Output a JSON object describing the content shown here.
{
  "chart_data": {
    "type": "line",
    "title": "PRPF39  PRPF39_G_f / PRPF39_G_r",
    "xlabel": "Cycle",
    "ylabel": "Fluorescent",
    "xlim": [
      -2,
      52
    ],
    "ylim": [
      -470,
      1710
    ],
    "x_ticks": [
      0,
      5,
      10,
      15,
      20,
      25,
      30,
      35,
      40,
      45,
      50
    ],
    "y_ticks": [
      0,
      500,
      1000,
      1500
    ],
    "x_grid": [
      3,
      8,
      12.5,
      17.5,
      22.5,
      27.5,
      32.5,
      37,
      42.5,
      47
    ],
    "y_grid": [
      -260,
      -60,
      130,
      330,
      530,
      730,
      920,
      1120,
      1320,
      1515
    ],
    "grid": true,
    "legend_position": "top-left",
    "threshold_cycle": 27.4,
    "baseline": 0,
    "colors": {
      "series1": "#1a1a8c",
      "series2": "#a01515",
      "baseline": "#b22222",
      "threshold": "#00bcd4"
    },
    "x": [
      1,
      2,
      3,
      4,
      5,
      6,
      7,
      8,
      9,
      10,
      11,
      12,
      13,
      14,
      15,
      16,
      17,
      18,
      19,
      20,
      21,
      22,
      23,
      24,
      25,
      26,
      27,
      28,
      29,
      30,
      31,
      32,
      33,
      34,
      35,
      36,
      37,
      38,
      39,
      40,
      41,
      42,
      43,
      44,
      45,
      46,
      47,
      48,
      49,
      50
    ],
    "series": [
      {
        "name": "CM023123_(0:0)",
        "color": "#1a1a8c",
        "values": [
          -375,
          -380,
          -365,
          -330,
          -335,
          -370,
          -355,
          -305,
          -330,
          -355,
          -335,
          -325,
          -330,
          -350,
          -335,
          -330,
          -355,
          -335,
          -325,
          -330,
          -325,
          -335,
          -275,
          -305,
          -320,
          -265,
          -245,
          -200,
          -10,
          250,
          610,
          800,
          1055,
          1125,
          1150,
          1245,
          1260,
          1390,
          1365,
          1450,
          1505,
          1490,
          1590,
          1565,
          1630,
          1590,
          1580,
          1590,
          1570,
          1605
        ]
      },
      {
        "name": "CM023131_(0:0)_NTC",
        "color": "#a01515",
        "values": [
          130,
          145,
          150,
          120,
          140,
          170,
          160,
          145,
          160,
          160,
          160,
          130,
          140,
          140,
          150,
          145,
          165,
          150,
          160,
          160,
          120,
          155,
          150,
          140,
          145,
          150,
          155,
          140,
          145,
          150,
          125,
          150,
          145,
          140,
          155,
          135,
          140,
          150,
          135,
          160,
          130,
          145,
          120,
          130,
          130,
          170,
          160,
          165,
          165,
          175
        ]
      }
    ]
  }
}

________________________________________

◆ TASK PROMPT
Search the entries for the word "name", then gather every line that has it.

◆ SOLUTION TO THIS TASK
        "name": "CM023123_(0:0)",
        "name": "CM023131_(0:0)_NTC",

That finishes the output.